### What is required:
Go through the entries below and write each one out exactly.

### Entries provided:
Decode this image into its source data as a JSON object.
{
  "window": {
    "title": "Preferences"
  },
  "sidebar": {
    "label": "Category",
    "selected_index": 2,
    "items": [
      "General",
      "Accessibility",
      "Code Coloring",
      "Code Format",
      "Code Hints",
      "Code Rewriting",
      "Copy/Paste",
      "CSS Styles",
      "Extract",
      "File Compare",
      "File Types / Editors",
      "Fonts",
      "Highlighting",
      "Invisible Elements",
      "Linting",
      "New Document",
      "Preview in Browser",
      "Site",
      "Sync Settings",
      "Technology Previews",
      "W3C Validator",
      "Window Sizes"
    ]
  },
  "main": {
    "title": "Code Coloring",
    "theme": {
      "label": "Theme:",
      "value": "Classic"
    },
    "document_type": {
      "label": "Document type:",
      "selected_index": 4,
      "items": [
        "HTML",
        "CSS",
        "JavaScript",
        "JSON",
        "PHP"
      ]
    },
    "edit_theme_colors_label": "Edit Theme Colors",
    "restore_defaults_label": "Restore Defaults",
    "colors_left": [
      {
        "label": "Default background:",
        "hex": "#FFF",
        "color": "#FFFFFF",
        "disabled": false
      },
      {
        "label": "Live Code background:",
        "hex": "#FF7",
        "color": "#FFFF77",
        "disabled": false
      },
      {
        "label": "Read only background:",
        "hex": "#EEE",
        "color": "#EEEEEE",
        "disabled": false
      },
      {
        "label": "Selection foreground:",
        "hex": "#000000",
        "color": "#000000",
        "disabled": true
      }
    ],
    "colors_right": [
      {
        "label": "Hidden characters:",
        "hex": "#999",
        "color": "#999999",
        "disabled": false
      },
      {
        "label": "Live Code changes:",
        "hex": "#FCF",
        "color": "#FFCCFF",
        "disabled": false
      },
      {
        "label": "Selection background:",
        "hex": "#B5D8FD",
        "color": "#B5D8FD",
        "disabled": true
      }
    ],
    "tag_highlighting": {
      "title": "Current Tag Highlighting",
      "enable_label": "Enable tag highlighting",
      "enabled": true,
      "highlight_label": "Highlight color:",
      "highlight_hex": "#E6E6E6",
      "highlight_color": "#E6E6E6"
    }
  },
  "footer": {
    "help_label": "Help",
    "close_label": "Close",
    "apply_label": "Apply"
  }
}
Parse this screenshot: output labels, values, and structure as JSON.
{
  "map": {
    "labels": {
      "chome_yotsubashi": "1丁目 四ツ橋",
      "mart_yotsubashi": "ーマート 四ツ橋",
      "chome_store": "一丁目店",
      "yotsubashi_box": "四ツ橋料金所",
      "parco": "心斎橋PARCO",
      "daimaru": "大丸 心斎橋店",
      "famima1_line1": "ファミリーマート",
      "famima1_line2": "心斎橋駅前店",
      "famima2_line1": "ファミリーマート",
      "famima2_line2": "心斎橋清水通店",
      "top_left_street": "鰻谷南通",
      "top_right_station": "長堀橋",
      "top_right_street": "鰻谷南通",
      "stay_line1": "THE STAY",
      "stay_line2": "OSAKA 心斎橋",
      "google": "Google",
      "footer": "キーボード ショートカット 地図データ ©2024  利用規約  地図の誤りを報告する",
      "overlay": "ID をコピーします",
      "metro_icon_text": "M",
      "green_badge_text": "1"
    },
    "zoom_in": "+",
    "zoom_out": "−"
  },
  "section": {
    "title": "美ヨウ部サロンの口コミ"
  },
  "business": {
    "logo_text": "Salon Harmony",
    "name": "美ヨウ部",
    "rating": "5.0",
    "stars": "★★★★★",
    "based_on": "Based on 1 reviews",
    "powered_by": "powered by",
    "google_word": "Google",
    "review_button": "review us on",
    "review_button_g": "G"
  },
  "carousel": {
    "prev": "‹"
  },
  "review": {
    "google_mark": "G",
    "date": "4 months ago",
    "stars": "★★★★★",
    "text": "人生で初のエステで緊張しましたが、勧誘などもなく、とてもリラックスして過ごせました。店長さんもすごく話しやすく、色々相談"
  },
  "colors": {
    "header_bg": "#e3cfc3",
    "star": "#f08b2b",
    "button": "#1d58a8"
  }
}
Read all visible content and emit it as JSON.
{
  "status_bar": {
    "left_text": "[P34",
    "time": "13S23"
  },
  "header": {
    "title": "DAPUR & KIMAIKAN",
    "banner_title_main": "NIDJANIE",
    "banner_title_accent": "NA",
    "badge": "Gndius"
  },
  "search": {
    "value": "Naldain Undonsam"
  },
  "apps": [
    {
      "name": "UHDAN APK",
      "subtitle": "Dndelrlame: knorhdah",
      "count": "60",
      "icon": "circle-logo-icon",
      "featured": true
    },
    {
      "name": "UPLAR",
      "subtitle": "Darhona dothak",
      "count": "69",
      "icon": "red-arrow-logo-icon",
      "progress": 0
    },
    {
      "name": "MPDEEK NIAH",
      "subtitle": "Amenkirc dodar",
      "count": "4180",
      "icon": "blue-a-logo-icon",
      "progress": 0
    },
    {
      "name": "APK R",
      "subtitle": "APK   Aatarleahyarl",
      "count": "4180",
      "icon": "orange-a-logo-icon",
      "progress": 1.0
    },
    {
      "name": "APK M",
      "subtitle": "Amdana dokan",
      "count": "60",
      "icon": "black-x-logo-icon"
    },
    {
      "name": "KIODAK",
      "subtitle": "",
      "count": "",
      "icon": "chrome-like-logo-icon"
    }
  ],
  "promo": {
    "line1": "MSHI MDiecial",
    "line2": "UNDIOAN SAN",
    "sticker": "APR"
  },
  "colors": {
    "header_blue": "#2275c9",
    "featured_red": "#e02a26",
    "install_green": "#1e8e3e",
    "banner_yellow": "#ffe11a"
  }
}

### Complete answer:
Decode this image into its source data as a JSON object.
{
  "window": {
    "title": "Preferences"
  },
  "sidebar": {
    "label": "Category",
    "selected_index": 2,
    "items": [
      "General",
      "Accessibility",
      "Code Coloring",
      "Code Format",
      "Code Hints",
      "Code Rewriting",
      "Copy/Paste",
      "CSS Styles",
      "Extract",
      "File Compare",
      "File Types / Editors",
      "Fonts",
      "Highlighting",
      "Invisible Elements",
      "Linting",
      "New Document",
      "Preview in Browser",
      "Site",
      "Sync Settings",
      "Technology Previews",
      "W3C Validator",
      "Window Sizes"
    ]
  },
  "main": {
    "title": "Code Coloring",
    "theme": {
      "label": "Theme:",
      "value": "Classic"
    },
    "document_type": {
      "label": "Document type:",
      "selected_index": 4,
      "items": [
        "HTML",
        "CSS",
        "JavaScript",
        "JSON",
        "PHP"
      ]
    },
    "edit_theme_colors_label": "Edit Theme Colors",
    "restore_defaults_label": "Restore Defaults",
    "colors_left": [
      {
        "label": "Default background:",
        "hex": "#FFF",
        "color": "#FFFFFF",
        "disabled": false
      },
      {
        "label": "Live Code background:",
        "hex": "#FF7",
        "color": "#FFFF77",
        "disabled": false
      },
      {
        "label": "Read only background:",
        "hex": "#EEE",
        "color": "#EEEEEE",
        "disabled": false
      },
      {
        "label": "Selection foreground:",
        "hex": "#000000",
        "color": "#000000",
        "disabled": true
      }
    ],
    "colors_right": [
      {
        "label": "Hidden characters:",
        "hex": "#999",
        "color": "#999999",
        "disabled": false
      },
      {
        "label": "Live Code changes:",
        "hex": "#FCF",
        "color": "#FFCCFF",
        "disabled": false
      },
      {
        "label": "Selection background:",
        "hex": "#B5D8FD",
        "color": "#B5D8FD",
        "disabled": true
      }
    ],
    "tag_highlighting": {
      "title": "Current Tag Highlighting",
      "enable_label": "Enable tag highlighting",
      "enabled": true,
      "highlight_label": "Highlight color:",
      "highlight_hex": "#E6E6E6",
      "highlight_color": "#E6E6E6"
    }
  },
  "footer": {
    "help_label": "Help",
    "close_label": "Close",
    "apply_label": "Apply"
  }
}
Parse this screenshot: output labels, values, and structure as JSON.
{
  "map": {
    "labels": {
      "chome_yotsubashi": "1丁目 四ツ橋",
      "mart_yotsubashi": "ーマート 四ツ橋",
      "chome_store": "一丁目店",
      "yotsubashi_box": "四ツ橋料金所",
      "parco": "心斎橋PARCO",
      "daimaru": "大丸 心斎橋店",
      "famima1_line1": "ファミリーマート",
      "famima1_line2": "心斎橋駅前店",
      "famima2_line1": "ファミリーマート",
      "famima2_line2": "心斎橋清水通店",
      "top_left_street": "鰻谷南通",
      "top_right_station": "長堀橋",
      "top_right_street": "鰻谷南通",
      "stay_line1": "THE STAY",
      "stay_line2": "OSAKA 心斎橋",
      "google": "Google",
      "footer": "キーボード ショートカット 地図データ ©2024  利用規約  地図の誤りを報告する",
      "overlay": "ID をコピーします",
      "metro_icon_text": "M",
      "green_badge_text": "1"
    },
    "zoom_in": "+",
    "zoom_out": "−"
  },
  "section": {
    "title": "美ヨウ部サロンの口コミ"
  },
  "business": {
    "logo_text": "Salon Harmony",
    "name": "美ヨウ部",
    "rating": "5.0",
    "stars": "★★★★★",
    "based_on": "Based on 1 reviews",
    "powered_by": "powered by",
    "google_word": "Google",
    "review_button": "review us on",
    "review_button_g": "G"
  },
  "carousel": {
    "prev": "‹"
  },
  "review": {
    "google_mark": "G",
    "date": "4 months ago",
    "stars": "★★★★★",
    "text": "人生で初のエステで緊張しましたが、勧誘などもなく、とてもリラックスして過ごせました。店長さんもすごく話しやすく、色々相談"
  },
  "colors": {
    "header_bg": "#e3cfc3",
    "star": "#f08b2b",
    "button": "#1d58a8"
  }
}
Read all visible content and emit it as JSON.
{
  "status_bar": {
    "left_text": "[P34",
    "time": "13S23"
  },
  "header": {
    "title": "DAPUR & KIMAIKAN",
    "banner_title_main": "NIDJANIE",
    "banner_title_accent": "NA",
    "badge": "Gndius"
  },
  "search": {
    "value": "Naldain Undonsam"
  },
  "apps": [
    {
      "name": "UHDAN APK",
      "subtitle": "Dndelrlame: knorhdah",
      "count": "60",
      "icon": "circle-logo-icon",
      "featured": true
    },
    {
      "name": "UPLAR",
      "subtitle": "Darhona dothak",
      "count": "69",
      "icon": "red-arrow-logo-icon",
      "progress": 0
    },
    {
      "name": "MPDEEK NIAH",
      "subtitle": "Amenkirc dodar",
      "count": "4180",
      "icon": "blue-a-logo-icon",
      "progress": 0
    },
    {
      "name": "APK R",
      "subtitle": "APK   Aatarleahyarl",
      "count": "4180",
      "icon": "orange-a-logo-icon",
      "progress": 1.0
    },
    {
      "name": "APK M",
      "subtitle": "Amdana dokan",
      "count": "60",
      "icon": "black-x-logo-icon"
    },
    {
      "name": "KIODAK",
      "subtitle": "",
      "count": "",
      "icon": "chrome-like-logo-icon"
    }
  ],
  "promo": {
    "line1": "MSHI MDiecial",
    "line2": "UNDIOAN SAN",
    "sticker": "APR"
  },
  "colors": {
    "header_blue": "#2275c9",
    "featured_red": "#e02a26",
    "install_green": "#1e8e3e",
    "banner_yellow": "#ffe11a"
  }
}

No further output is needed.